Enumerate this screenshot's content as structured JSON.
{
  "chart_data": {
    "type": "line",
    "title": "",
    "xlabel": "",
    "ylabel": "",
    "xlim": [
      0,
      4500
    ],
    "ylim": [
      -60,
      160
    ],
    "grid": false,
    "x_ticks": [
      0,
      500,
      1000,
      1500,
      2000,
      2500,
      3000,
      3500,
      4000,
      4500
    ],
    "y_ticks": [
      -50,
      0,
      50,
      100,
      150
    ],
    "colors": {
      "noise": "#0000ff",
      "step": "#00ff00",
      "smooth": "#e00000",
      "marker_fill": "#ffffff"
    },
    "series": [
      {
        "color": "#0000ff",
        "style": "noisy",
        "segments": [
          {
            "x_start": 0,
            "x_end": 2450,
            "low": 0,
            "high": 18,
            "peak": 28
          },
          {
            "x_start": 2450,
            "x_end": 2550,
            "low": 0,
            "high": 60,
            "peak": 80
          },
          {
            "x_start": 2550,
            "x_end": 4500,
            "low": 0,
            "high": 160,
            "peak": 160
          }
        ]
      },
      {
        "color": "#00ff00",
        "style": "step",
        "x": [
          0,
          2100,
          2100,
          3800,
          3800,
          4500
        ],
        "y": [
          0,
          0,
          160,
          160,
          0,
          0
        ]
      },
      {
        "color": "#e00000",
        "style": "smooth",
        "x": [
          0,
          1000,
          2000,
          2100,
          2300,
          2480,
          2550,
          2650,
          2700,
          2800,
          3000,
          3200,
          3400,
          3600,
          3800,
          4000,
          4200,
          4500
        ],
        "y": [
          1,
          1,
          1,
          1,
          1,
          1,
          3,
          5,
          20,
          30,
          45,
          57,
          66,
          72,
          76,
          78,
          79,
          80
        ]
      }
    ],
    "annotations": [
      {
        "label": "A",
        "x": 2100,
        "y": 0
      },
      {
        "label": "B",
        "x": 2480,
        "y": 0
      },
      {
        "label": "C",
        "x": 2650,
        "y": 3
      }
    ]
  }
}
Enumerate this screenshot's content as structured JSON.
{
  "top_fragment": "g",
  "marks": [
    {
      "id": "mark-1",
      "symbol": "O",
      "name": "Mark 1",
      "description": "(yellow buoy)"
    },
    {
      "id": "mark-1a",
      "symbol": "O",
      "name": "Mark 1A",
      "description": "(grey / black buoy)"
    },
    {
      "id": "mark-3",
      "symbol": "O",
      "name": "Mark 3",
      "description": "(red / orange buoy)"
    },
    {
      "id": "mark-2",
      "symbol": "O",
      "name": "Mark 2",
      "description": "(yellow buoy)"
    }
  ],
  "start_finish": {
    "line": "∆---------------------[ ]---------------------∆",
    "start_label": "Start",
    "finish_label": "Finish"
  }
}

◆ **Job**
Copy each line of the listing that holds the word "style".

◆ **Answer to the task**
        "style": "noisy",
        "style": "step",
        "style": "smooth",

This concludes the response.